— BEGIN —

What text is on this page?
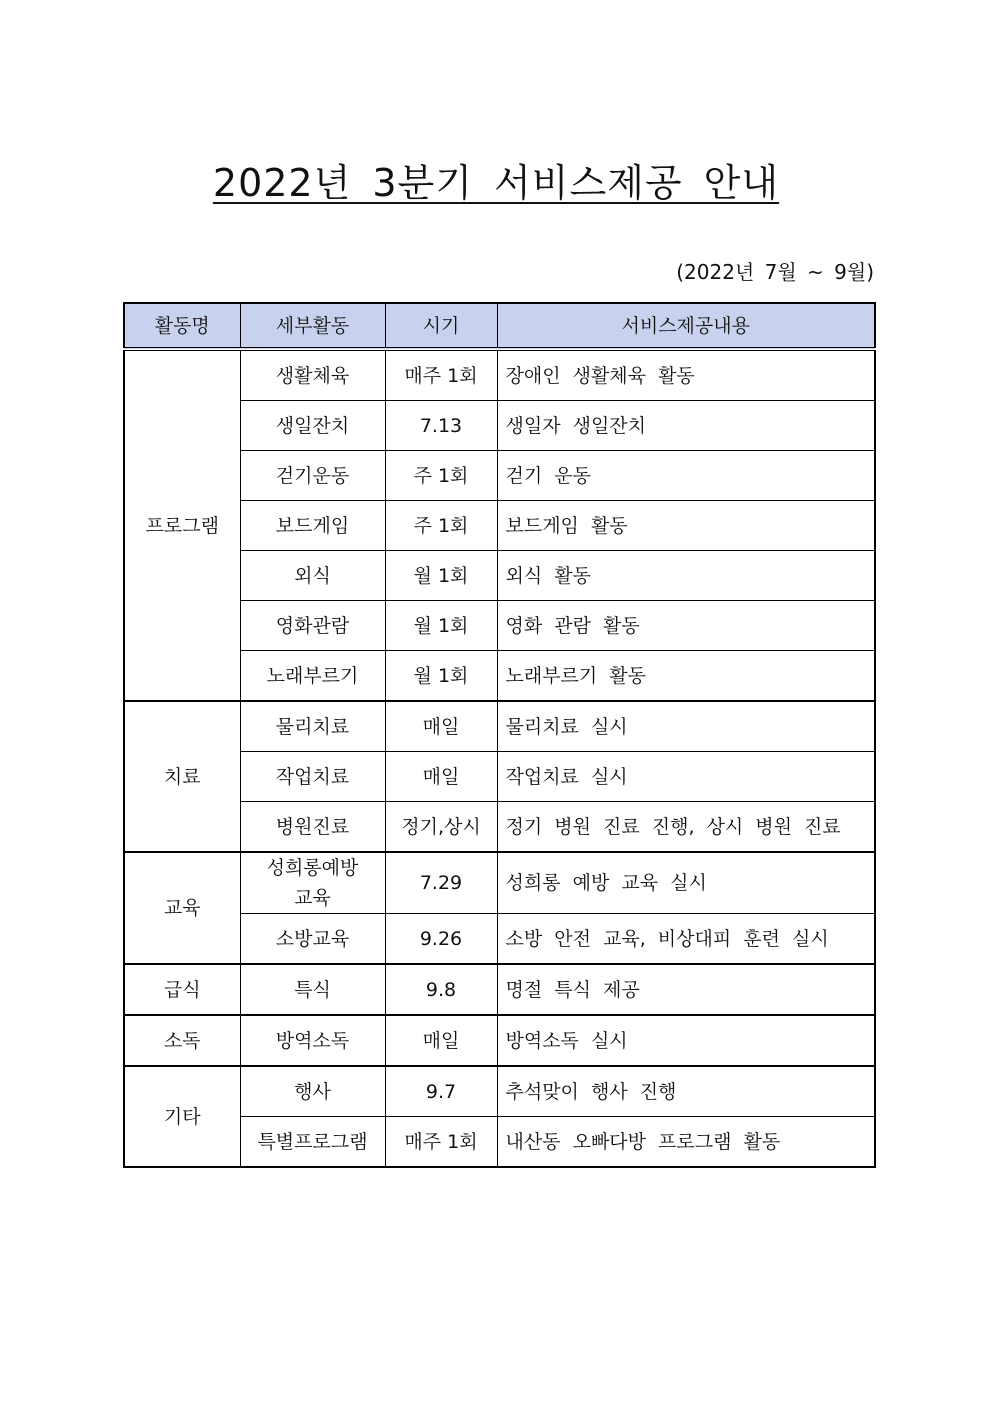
2022년 3분기 서비스제공 안내
(2022년 7월 ~ 9월)
활동명	세부활동	시기	서비스제공내용
프로그램	생활체육	매주 1회	장애인 생활체육 활동
	생일잔치	7.13	생일자 생일잔치
	걷기운동	주 1회	걷기 운동
	보드게임	주 1회	보드게임 활동
	외식	월 1회	외식 활동
	영화관람	월 1회	영화 관람 활동
	노래부르기	월 1회	노래부르기 활동
치료	물리치료	매일	물리치료 실시
	작업치료	매일	작업치료 실시
	병원진료	정기,상시	정기 병원 진료 진행, 상시 병원 진료
교육	성희롱예방 교육	7.29	성희롱 예방 교육 실시
	소방교육	9.26	소방 안전 교육, 비상대피 훈련 실시
급식	특식	9.8	명절 특식 제공
소독	방역소독	매일	방역소독 실시
기타	행사	9.7	추석맞이 행사 진행
	특별프로그램	매주 1회	내산동 오빠다방 프로그램 활동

— END —

• [STATED GOAL]:
Go through the data above and transcribe it in full, omitting any image.

• [EXERCISE SOLUTION]:
What text is on this page?
2022년 3분기 서비스제공 안내
(2022년 7월 ~ 9월)
활동명	세부활동	시기	서비스제공내용
프로그램	생활체육	매주 1회	장애인 생활체육 활동
	생일잔치	7.13	생일자 생일잔치
	걷기운동	주 1회	걷기 운동
	보드게임	주 1회	보드게임 활동
	외식	월 1회	외식 활동
	영화관람	월 1회	영화 관람 활동
	노래부르기	월 1회	노래부르기 활동
치료	물리치료	매일	물리치료 실시
	작업치료	매일	작업치료 실시
	병원진료	정기,상시	정기 병원 진료 진행, 상시 병원 진료
교육	성희롱예방 교육	7.29	성희롱 예방 교육 실시
	소방교육	9.26	소방 안전 교육, 비상대피 훈련 실시
급식	특식	9.8	명절 특식 제공
소독	방역소독	매일	방역소독 실시
기타	행사	9.7	추석맞이 행사 진행
	특별프로그램	매주 1회	내산동 오빠다방 프로그램 활동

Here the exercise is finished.